--- TASK DATA ---

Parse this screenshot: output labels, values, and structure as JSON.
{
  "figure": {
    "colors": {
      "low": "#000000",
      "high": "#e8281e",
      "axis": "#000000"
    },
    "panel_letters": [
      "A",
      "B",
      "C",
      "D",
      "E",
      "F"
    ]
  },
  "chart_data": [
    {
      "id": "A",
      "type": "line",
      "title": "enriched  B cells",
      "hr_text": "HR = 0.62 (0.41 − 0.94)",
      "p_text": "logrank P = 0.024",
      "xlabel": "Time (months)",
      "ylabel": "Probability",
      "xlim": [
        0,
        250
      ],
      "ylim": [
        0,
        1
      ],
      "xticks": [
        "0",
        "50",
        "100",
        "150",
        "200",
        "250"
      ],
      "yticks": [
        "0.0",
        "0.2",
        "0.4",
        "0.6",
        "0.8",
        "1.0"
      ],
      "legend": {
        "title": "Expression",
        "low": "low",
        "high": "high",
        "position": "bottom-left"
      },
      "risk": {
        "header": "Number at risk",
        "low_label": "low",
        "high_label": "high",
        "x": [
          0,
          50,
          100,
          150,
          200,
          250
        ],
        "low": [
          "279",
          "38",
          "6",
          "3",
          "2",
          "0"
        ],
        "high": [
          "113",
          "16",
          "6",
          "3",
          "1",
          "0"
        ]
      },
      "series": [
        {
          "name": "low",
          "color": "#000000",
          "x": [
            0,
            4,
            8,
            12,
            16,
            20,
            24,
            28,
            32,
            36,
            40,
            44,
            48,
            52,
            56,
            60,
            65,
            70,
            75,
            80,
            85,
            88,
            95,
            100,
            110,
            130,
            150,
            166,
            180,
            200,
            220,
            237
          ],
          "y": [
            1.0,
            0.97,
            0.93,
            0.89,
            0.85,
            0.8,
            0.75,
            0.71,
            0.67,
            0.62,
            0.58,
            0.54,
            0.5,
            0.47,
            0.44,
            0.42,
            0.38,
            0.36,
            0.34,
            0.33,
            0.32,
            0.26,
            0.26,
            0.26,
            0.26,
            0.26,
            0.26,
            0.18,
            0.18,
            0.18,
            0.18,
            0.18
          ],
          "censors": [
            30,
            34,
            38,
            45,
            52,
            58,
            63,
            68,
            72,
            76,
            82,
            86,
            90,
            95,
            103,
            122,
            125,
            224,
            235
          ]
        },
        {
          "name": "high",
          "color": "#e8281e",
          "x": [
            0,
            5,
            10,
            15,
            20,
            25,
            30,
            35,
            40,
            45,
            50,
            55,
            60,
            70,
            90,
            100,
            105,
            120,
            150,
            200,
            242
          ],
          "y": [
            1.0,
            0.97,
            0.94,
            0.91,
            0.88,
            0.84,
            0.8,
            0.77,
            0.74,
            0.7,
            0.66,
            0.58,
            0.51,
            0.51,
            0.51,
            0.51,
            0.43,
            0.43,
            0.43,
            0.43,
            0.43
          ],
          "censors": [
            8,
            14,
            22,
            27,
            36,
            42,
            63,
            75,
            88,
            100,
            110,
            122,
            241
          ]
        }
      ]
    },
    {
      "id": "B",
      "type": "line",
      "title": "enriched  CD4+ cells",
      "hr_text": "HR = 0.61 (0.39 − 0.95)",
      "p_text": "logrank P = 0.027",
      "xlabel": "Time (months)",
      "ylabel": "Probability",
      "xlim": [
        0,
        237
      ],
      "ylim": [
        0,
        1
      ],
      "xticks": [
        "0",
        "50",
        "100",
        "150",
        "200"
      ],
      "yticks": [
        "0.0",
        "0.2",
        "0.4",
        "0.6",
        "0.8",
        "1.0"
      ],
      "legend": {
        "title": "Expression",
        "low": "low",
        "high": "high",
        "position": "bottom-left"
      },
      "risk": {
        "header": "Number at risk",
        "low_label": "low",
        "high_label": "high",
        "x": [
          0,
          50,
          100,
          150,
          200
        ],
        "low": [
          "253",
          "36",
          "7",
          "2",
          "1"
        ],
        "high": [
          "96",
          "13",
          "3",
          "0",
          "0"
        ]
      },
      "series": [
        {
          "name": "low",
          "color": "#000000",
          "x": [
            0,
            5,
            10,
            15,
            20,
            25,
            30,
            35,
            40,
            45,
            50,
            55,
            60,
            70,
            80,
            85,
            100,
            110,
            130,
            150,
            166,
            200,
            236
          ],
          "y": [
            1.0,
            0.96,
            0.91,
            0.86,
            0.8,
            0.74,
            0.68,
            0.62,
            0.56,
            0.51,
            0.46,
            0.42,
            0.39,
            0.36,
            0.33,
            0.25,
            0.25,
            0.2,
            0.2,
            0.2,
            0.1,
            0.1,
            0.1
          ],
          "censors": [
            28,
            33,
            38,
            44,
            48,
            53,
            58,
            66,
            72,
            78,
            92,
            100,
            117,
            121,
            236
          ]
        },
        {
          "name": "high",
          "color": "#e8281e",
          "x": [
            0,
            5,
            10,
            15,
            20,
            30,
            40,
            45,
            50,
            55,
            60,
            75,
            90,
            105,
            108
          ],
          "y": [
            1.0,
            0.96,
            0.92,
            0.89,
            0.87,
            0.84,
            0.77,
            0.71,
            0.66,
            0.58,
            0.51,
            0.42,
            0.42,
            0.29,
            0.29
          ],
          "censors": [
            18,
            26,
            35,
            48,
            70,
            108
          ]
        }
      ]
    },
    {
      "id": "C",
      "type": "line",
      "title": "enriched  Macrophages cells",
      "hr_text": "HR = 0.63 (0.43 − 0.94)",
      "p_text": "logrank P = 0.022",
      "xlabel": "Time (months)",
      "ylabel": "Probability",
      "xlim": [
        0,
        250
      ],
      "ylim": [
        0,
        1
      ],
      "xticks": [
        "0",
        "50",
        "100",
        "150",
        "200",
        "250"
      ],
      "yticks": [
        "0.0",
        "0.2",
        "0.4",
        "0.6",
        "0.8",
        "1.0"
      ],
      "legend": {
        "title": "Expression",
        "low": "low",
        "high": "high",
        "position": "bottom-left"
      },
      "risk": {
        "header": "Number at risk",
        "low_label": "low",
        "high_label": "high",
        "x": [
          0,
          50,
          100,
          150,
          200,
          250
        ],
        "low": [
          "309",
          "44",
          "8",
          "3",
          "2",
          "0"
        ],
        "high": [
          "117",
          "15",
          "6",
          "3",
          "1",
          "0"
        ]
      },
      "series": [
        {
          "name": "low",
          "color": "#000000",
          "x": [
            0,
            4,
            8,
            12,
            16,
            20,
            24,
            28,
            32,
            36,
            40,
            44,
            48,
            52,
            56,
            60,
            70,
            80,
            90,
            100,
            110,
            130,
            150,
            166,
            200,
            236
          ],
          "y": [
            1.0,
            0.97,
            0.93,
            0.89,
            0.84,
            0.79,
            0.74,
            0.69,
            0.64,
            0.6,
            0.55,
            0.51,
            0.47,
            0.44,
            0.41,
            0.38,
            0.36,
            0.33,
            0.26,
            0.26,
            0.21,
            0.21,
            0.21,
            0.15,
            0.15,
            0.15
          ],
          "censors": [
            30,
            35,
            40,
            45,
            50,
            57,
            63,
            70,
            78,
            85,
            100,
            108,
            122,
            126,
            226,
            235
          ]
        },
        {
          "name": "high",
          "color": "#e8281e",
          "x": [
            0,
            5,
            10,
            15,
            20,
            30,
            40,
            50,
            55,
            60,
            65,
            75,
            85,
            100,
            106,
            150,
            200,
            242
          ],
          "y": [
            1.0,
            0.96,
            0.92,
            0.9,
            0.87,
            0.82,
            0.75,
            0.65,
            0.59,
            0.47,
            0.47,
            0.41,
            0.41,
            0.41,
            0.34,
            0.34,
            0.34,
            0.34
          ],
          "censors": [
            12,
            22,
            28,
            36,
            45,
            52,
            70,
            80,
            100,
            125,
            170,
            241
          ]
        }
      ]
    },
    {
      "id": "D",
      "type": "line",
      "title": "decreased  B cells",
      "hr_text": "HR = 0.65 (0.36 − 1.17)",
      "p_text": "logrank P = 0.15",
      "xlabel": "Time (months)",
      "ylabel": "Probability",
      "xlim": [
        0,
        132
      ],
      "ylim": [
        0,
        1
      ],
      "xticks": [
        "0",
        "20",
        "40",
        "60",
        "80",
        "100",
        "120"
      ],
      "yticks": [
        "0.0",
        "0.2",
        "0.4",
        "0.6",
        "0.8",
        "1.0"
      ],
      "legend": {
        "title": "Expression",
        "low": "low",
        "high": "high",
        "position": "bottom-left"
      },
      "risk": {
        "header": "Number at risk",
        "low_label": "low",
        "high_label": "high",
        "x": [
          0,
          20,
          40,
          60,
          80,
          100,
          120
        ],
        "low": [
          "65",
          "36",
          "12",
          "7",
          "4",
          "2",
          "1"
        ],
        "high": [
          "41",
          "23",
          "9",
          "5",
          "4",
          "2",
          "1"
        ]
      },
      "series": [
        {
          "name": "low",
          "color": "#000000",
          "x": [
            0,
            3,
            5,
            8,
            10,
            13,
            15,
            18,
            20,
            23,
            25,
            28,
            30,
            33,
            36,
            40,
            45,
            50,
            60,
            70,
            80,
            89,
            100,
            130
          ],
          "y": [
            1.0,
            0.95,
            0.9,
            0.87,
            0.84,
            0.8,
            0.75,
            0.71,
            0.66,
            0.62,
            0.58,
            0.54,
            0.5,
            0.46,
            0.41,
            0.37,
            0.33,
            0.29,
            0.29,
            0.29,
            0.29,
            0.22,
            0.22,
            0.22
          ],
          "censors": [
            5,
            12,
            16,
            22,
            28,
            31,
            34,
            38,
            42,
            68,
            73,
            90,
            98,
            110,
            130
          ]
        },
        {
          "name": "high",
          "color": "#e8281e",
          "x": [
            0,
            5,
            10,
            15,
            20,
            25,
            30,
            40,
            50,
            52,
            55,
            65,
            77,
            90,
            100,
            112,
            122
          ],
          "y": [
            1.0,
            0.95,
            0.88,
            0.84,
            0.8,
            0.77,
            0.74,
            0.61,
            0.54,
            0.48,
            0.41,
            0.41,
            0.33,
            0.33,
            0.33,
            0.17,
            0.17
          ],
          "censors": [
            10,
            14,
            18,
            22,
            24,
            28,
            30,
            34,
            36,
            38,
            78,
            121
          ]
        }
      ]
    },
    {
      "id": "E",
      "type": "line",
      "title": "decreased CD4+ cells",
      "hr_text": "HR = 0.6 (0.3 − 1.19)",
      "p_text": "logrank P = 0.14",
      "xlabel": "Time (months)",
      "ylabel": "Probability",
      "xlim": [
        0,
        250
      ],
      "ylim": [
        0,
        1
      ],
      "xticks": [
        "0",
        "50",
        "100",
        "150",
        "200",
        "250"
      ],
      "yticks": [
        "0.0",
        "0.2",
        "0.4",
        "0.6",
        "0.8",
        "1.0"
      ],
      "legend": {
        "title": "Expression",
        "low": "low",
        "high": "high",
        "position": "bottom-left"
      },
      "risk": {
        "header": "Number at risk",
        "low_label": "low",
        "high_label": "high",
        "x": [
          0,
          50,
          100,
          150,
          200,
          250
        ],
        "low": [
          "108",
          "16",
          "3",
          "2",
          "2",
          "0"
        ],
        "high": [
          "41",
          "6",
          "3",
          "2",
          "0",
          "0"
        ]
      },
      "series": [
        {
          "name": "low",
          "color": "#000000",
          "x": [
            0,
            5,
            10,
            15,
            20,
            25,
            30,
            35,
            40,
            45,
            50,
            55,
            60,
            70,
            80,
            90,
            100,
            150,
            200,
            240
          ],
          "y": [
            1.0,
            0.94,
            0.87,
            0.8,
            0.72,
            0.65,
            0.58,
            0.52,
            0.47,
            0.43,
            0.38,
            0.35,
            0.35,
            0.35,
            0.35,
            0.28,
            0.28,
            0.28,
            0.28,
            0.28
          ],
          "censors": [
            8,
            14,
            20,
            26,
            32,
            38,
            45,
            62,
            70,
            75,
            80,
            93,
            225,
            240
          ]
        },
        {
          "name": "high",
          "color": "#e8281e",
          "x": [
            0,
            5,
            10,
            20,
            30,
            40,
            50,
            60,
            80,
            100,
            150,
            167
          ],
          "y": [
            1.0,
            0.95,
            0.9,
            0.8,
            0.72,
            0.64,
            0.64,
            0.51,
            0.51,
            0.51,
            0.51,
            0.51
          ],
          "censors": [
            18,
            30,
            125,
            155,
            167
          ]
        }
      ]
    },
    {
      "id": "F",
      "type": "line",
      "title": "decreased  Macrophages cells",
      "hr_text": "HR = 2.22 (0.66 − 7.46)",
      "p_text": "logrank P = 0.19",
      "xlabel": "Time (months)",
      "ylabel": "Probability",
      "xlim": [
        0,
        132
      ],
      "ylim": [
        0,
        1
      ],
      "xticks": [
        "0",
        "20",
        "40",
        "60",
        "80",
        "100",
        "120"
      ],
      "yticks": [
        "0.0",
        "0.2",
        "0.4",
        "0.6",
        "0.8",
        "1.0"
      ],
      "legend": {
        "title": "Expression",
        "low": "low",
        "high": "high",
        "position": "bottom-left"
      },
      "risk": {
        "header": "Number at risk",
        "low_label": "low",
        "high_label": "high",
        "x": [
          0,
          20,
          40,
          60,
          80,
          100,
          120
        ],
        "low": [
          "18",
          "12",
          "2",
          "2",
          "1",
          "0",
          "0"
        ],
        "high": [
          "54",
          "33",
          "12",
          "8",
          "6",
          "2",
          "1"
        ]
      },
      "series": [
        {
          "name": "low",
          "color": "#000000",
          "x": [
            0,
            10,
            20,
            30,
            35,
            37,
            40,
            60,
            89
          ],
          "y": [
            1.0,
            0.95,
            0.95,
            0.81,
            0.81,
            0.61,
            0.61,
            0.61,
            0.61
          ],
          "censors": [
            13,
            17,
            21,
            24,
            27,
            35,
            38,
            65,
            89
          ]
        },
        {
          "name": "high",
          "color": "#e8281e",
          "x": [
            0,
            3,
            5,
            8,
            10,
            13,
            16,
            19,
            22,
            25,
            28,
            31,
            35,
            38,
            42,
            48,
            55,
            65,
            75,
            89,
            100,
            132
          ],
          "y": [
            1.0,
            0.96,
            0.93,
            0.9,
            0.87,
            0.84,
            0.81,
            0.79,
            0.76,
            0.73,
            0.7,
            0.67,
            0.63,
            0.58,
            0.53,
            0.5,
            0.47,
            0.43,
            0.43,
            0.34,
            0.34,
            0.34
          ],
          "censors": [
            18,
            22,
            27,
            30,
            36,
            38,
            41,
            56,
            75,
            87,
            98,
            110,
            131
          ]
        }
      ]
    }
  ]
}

---

WHAT THIS TASK INVOLVES —
Count the lines of the data that contain the string "Macrophages", and reply with that number alone.

RESULT BELOW —
2